| Your objective |
Each record must be reproduced exactly as it is shown.

..........

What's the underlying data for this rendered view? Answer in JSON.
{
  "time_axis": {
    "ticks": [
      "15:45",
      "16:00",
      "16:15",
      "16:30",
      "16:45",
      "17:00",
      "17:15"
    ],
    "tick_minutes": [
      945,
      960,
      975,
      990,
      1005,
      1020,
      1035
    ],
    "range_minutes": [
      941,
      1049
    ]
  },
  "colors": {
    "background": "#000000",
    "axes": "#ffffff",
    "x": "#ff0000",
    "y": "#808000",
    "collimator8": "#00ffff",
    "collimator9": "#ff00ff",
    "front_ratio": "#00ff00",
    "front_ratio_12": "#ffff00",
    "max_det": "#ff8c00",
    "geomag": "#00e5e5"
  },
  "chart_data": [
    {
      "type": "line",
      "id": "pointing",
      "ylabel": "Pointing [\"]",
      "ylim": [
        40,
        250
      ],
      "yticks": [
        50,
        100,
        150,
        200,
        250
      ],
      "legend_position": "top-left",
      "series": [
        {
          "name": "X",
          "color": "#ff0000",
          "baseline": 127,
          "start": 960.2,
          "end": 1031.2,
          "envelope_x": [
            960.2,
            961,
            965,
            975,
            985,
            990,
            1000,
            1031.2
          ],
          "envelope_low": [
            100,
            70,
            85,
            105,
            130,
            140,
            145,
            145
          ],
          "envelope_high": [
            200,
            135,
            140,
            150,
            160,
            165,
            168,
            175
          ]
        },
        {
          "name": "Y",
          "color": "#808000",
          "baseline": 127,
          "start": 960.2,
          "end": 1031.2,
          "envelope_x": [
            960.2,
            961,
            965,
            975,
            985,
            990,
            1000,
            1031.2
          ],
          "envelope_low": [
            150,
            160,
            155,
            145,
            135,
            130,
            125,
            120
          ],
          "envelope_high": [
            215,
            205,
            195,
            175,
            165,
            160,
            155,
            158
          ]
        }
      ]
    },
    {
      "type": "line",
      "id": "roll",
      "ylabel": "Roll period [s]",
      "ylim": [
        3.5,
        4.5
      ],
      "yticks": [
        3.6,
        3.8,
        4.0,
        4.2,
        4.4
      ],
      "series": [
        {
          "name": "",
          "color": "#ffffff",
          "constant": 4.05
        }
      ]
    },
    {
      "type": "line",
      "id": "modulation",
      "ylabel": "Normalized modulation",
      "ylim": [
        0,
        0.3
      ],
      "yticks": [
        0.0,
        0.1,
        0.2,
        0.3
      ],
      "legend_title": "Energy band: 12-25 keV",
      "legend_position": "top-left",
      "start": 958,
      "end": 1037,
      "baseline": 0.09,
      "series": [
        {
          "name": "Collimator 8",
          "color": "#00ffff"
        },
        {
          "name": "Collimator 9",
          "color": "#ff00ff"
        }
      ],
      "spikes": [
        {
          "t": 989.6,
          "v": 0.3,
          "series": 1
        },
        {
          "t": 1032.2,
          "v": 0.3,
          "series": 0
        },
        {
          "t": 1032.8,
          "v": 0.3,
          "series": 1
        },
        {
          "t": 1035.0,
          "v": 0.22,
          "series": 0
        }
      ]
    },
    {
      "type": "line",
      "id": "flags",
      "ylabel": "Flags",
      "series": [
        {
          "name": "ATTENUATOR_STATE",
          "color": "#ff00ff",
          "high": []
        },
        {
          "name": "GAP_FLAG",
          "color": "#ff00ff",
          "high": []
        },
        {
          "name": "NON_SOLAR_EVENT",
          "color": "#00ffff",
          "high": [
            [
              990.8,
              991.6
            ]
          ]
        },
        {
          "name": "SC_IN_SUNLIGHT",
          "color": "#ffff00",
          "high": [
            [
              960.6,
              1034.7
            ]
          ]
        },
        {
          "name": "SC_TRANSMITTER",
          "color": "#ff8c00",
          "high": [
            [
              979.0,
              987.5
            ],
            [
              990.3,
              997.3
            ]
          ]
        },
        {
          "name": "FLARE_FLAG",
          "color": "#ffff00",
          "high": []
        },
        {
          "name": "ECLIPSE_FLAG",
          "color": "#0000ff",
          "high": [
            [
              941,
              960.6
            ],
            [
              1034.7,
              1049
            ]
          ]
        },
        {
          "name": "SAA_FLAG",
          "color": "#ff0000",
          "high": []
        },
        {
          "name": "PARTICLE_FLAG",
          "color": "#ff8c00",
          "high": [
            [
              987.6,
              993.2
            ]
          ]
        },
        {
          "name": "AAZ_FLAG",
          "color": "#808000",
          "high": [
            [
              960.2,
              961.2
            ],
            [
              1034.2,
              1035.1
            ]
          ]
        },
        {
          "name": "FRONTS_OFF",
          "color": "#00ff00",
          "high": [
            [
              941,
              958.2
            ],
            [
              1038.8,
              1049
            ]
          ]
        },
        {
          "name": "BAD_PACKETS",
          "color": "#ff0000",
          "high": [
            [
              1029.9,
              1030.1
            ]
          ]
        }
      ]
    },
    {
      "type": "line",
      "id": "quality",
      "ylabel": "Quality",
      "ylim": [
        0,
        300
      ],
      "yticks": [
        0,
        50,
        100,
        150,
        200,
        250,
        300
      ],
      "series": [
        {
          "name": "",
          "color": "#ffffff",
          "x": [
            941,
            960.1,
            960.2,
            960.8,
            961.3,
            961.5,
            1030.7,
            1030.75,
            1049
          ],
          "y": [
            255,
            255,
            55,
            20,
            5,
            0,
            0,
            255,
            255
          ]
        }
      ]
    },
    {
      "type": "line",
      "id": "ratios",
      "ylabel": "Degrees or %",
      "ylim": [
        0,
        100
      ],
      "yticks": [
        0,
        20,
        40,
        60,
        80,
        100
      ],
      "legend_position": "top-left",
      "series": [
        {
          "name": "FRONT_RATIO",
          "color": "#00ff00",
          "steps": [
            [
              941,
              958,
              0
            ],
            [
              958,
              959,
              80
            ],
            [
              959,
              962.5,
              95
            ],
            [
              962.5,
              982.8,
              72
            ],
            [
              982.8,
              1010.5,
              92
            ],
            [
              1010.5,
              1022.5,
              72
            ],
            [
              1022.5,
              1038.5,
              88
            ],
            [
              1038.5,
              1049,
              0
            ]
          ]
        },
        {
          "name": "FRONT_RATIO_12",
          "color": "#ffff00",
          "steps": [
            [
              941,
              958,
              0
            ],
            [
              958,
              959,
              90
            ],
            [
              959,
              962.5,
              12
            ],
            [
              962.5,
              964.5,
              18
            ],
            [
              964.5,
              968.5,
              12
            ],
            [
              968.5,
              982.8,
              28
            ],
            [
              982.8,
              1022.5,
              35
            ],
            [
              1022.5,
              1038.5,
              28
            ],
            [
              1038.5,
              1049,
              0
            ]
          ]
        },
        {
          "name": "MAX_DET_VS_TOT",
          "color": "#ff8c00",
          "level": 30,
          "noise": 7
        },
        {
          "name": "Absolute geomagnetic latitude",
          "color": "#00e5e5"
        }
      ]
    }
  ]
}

..........

| Finished task |
What's the underlying data for this rendered view? Answer in JSON.
{
  "time_axis": {
    "ticks": [
      "15:45",
      "16:00",
      "16:15",
      "16:30",
      "16:45",
      "17:00",
      "17:15"
    ],
    "tick_minutes": [
      945,
      960,
      975,
      990,
      1005,
      1020,
      1035
    ],
    "range_minutes": [
      941,
      1049
    ]
  },
  "colors": {
    "background": "#000000",
    "axes": "#ffffff",
    "x": "#ff0000",
    "y": "#808000",
    "collimator8": "#00ffff",
    "collimator9": "#ff00ff",
    "front_ratio": "#00ff00",
    "front_ratio_12": "#ffff00",
    "max_det": "#ff8c00",
    "geomag": "#00e5e5"
  },
  "chart_data": [
    {
      "type": "line",
      "id": "pointing",
      "ylabel": "Pointing [\"]",
      "ylim": [
        40,
        250
      ],
      "yticks": [
        50,
        100,
        150,
        200,
        250
      ],
      "legend_position": "top-left",
      "series": [
        {
          "name": "X",
          "color": "#ff0000",
          "baseline": 127,
          "start": 960.2,
          "end": 1031.2,
          "envelope_x": [
            960.2,
            961,
            965,
            975,
            985,
            990,
            1000,
            1031.2
          ],
          "envelope_low": [
            100,
            70,
            85,
            105,
            130,
            140,
            145,
            145
          ],
          "envelope_high": [
            200,
            135,
            140,
            150,
            160,
            165,
            168,
            175
          ]
        },
        {
          "name": "Y",
          "color": "#808000",
          "baseline": 127,
          "start": 960.2,
          "end": 1031.2,
          "envelope_x": [
            960.2,
            961,
            965,
            975,
            985,
            990,
            1000,
            1031.2
          ],
          "envelope_low": [
            150,
            160,
            155,
            145,
            135,
            130,
            125,
            120
          ],
          "envelope_high": [
            215,
            205,
            195,
            175,
            165,
            160,
            155,
            158
          ]
        }
      ]
    },
    {
      "type": "line",
      "id": "roll",
      "ylabel": "Roll period [s]",
      "ylim": [
        3.5,
        4.5
      ],
      "yticks": [
        3.6,
        3.8,
        4.0,
        4.2,
        4.4
      ],
      "series": [
        {
          "name": "",
          "color": "#ffffff",
          "constant": 4.05
        }
      ]
    },
    {
      "type": "line",
      "id": "modulation",
      "ylabel": "Normalized modulation",
      "ylim": [
        0,
        0.3
      ],
      "yticks": [
        0.0,
        0.1,
        0.2,
        0.3
      ],
      "legend_title": "Energy band: 12-25 keV",
      "legend_position": "top-left",
      "start": 958,
      "end": 1037,
      "baseline": 0.09,
      "series": [
        {
          "name": "Collimator 8",
          "color": "#00ffff"
        },
        {
          "name": "Collimator 9",
          "color": "#ff00ff"
        }
      ],
      "spikes": [
        {
          "t": 989.6,
          "v": 0.3,
          "series": 1
        },
        {
          "t": 1032.2,
          "v": 0.3,
          "series": 0
        },
        {
          "t": 1032.8,
          "v": 0.3,
          "series": 1
        },
        {
          "t": 1035.0,
          "v": 0.22,
          "series": 0
        }
      ]
    },
    {
      "type": "line",
      "id": "flags",
      "ylabel": "Flags",
      "series": [
        {
          "name": "ATTENUATOR_STATE",
          "color": "#ff00ff",
          "high": []
        },
        {
          "name": "GAP_FLAG",
          "color": "#ff00ff",
          "high": []
        },
        {
          "name": "NON_SOLAR_EVENT",
          "color": "#00ffff",
          "high": [
            [
              990.8,
              991.6
            ]
          ]
        },
        {
          "name": "SC_IN_SUNLIGHT",
          "color": "#ffff00",
          "high": [
            [
              960.6,
              1034.7
            ]
          ]
        },
        {
          "name": "SC_TRANSMITTER",
          "color": "#ff8c00",
          "high": [
            [
              979.0,
              987.5
            ],
            [
              990.3,
              997.3
            ]
          ]
        },
        {
          "name": "FLARE_FLAG",
          "color": "#ffff00",
          "high": []
        },
        {
          "name": "ECLIPSE_FLAG",
          "color": "#0000ff",
          "high": [
            [
              941,
              960.6
            ],
            [
              1034.7,
              1049
            ]
          ]
        },
        {
          "name": "SAA_FLAG",
          "color": "#ff0000",
          "high": []
        },
        {
          "name": "PARTICLE_FLAG",
          "color": "#ff8c00",
          "high": [
            [
              987.6,
              993.2
            ]
          ]
        },
        {
          "name": "AAZ_FLAG",
          "color": "#808000",
          "high": [
            [
              960.2,
              961.2
            ],
            [
              1034.2,
              1035.1
            ]
          ]
        },
        {
          "name": "FRONTS_OFF",
          "color": "#00ff00",
          "high": [
            [
              941,
              958.2
            ],
            [
              1038.8,
              1049
            ]
          ]
        },
        {
          "name": "BAD_PACKETS",
          "color": "#ff0000",
          "high": [
            [
              1029.9,
              1030.1
            ]
          ]
        }
      ]
    },
    {
      "type": "line",
      "id": "quality",
      "ylabel": "Quality",
      "ylim": [
        0,
        300
      ],
      "yticks": [
        0,
        50,
        100,
        150,
        200,
        250,
        300
      ],
      "series": [
        {
          "name": "",
          "color": "#ffffff",
          "x": [
            941,
            960.1,
            960.2,
            960.8,
            961.3,
            961.5,
            1030.7,
            1030.75,
            1049
          ],
          "y": [
            255,
            255,
            55,
            20,
            5,
            0,
            0,
            255,
            255
          ]
        }
      ]
    },
    {
      "type": "line",
      "id": "ratios",
      "ylabel": "Degrees or %",
      "ylim": [
        0,
        100
      ],
      "yticks": [
        0,
        20,
        40,
        60,
        80,
        100
      ],
      "legend_position": "top-left",
      "series": [
        {
          "name": "FRONT_RATIO",
          "color": "#00ff00",
          "steps": [
            [
              941,
              958,
              0
            ],
            [
              958,
              959,
              80
            ],
            [
              959,
              962.5,
              95
            ],
            [
              962.5,
              982.8,
              72
            ],
            [
              982.8,
              1010.5,
              92
            ],
            [
              1010.5,
              1022.5,
              72
            ],
            [
              1022.5,
              1038.5,
              88
            ],
            [
              1038.5,
              1049,
              0
            ]
          ]
        },
        {
          "name": "FRONT_RATIO_12",
          "color": "#ffff00",
          "steps": [
            [
              941,
              958,
              0
            ],
            [
              958,
              959,
              90
            ],
            [
              959,
              962.5,
              12
            ],
            [
              962.5,
              964.5,
              18
            ],
            [
              964.5,
              968.5,
              12
            ],
            [
              968.5,
              982.8,
              28
            ],
            [
              982.8,
              1022.5,
              35
            ],
            [
              1022.5,
              1038.5,
              28
            ],
            [
              1038.5,
              1049,
              0
            ]
          ]
        },
        {
          "name": "MAX_DET_VS_TOT",
          "color": "#ff8c00",
          "level": 30,
          "noise": 7
        },
        {
          "name": "Absolute geomagnetic latitude",
          "color": "#00e5e5"
        }
      ]
    }
  ]
}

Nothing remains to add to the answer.